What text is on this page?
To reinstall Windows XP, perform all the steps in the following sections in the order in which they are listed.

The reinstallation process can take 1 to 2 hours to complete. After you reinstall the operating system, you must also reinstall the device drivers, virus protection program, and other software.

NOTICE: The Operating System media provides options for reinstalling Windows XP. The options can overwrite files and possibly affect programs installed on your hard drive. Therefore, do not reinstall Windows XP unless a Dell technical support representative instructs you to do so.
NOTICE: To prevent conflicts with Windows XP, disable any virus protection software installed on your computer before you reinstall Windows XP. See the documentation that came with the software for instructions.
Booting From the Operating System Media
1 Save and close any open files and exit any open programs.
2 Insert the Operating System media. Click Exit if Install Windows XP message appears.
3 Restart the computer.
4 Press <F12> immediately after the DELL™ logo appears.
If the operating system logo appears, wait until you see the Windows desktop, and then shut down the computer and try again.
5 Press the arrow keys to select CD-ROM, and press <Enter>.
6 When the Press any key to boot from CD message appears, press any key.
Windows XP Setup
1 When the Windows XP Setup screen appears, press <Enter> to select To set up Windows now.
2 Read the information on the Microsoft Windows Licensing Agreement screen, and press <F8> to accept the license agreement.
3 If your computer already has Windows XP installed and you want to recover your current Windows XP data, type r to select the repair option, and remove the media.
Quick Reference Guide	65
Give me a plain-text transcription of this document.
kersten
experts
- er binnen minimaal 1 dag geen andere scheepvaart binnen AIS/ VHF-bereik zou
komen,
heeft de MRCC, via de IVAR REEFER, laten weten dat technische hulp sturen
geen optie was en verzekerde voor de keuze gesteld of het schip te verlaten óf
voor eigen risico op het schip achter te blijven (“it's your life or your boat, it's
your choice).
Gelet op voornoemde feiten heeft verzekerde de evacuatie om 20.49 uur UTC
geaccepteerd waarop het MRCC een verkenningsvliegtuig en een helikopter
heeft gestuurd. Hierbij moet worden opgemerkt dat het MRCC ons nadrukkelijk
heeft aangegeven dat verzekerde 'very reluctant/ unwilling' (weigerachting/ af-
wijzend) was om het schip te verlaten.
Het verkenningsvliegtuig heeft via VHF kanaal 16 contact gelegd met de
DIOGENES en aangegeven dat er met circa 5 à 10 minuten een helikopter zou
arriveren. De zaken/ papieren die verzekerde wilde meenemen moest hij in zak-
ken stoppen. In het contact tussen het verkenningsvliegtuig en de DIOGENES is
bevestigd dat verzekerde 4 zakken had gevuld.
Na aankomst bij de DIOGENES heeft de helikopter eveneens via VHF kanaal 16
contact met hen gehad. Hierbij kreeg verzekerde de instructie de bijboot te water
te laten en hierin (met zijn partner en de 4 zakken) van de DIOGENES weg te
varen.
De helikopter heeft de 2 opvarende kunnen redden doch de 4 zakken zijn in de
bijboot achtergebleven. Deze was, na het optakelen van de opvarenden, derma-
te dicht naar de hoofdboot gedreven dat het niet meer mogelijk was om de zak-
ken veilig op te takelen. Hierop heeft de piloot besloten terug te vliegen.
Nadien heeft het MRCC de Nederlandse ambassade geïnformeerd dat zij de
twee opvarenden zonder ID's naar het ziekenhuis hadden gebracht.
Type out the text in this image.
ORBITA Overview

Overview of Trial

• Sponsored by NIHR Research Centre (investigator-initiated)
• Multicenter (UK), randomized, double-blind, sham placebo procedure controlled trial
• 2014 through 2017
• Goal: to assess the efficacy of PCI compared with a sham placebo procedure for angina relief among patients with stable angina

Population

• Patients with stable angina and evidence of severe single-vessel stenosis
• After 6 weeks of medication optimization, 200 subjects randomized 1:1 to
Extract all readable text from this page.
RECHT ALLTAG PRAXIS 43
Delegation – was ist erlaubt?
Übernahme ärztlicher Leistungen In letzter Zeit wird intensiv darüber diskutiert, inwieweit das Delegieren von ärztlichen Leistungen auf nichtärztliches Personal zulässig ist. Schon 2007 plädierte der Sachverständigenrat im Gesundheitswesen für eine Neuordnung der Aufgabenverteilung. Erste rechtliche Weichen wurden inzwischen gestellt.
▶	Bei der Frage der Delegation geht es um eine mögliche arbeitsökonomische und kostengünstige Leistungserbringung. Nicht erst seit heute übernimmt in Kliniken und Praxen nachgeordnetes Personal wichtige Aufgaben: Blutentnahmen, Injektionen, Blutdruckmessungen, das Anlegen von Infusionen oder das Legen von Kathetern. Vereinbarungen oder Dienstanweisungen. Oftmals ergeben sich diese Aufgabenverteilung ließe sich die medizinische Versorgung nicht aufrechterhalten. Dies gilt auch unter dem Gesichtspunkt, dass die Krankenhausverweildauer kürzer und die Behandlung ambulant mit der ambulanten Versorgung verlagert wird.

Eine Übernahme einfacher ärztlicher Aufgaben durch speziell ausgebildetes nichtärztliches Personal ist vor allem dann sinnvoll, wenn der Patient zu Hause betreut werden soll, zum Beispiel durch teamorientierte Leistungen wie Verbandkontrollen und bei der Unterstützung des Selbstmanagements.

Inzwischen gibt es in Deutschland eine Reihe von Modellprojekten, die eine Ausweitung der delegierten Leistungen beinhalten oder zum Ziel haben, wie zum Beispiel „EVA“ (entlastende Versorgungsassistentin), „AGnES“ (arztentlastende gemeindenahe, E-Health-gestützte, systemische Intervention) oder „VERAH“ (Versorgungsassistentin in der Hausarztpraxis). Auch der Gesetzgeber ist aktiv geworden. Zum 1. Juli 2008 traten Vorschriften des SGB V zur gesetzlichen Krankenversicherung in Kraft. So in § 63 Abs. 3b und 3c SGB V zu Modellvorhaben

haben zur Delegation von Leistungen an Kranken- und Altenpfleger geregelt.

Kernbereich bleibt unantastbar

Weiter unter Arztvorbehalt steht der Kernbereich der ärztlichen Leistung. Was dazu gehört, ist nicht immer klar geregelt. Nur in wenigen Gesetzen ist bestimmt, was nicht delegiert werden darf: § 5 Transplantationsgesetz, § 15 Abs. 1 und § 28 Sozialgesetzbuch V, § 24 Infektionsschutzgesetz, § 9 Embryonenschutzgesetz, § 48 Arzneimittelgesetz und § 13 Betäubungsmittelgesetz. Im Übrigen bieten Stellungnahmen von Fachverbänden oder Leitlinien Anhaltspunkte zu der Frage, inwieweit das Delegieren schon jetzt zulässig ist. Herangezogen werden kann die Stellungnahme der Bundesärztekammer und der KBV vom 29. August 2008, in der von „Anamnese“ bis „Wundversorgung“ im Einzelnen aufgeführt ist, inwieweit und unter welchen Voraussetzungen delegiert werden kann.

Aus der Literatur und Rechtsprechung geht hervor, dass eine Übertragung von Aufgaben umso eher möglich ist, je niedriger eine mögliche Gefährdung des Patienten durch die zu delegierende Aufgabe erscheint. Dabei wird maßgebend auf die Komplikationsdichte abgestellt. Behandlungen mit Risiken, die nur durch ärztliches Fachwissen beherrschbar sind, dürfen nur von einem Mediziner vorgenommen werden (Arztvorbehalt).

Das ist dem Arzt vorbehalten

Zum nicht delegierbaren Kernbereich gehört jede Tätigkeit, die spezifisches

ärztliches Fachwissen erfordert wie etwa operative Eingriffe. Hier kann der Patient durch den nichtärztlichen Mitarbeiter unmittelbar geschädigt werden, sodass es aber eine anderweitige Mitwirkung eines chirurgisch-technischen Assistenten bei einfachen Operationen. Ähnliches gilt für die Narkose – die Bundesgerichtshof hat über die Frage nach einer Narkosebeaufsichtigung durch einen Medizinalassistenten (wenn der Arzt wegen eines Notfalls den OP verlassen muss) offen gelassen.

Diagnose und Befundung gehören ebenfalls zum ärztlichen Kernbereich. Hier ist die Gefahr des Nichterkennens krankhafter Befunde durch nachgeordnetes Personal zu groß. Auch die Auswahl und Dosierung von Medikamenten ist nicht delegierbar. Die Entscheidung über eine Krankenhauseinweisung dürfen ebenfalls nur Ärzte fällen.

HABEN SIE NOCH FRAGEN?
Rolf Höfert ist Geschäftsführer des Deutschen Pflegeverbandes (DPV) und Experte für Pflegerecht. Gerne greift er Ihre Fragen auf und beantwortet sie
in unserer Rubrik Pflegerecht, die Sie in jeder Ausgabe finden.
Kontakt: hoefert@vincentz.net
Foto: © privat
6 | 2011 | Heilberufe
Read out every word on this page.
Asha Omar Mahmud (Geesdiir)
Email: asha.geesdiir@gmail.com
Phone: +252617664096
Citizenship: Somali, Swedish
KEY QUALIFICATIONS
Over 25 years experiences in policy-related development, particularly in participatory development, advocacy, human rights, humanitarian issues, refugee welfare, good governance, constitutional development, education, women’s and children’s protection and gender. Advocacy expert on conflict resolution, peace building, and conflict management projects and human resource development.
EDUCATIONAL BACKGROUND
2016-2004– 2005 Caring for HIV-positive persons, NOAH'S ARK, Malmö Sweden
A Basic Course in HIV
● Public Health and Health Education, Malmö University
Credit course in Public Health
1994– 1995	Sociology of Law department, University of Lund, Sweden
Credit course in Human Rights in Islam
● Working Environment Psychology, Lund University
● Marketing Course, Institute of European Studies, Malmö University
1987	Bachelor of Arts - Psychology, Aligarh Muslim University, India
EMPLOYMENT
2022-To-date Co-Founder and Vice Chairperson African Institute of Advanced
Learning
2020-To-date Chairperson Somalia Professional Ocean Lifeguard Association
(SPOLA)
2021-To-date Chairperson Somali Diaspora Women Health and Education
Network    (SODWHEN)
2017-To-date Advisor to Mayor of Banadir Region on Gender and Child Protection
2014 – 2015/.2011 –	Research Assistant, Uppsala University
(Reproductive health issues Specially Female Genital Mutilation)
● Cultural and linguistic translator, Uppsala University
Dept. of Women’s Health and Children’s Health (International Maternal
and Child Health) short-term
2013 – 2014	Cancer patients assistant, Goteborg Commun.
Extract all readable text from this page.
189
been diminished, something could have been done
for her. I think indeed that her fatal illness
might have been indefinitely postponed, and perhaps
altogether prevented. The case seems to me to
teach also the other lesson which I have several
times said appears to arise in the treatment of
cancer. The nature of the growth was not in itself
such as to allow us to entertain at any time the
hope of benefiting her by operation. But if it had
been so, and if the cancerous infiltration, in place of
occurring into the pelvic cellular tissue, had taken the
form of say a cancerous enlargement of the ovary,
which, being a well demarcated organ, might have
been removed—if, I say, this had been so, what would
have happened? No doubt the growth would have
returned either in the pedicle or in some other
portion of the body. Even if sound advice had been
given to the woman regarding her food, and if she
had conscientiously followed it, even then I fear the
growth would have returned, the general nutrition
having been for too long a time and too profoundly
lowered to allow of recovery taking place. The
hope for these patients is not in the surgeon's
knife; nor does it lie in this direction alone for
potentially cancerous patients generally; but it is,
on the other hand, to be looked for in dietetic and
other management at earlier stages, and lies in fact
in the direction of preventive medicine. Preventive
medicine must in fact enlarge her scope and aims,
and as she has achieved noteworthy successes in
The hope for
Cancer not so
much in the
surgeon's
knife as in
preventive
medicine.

### TASK INSTRUCTIONS
What lines in the records above include the string "heeft"? Copy each one.

### THE ANSWER
heeft de MRCC, via de IVAR REEFER, laten weten dat technische hulp sturen
Gelet op voornoemde feiten heeft verzekerde de evacuatie om 20.49 uur UTC
heeft gestuurd. Hierbij moet worden opgemerkt dat het MRCC ons nadrukkelijk
heeft aangegeven dat verzekerde 'very reluctant/ unwilling' (weigerachting/ af-
Het verkenningsvliegtuig heeft via VHF kanaal 16 contact gelegd met de
Na aankomst bij de DIOGENES heeft de helikopter eveneens via VHF kanaal 16
De helikopter heeft de 2 opvarende kunnen redden doch de 4 zakken zijn in de
ken veilig op te takelen. Hierop heeft de piloot besloten terug te vliegen.
Nadien heeft het MRCC de Nederlandse ambassade geïnformeerd dat zij de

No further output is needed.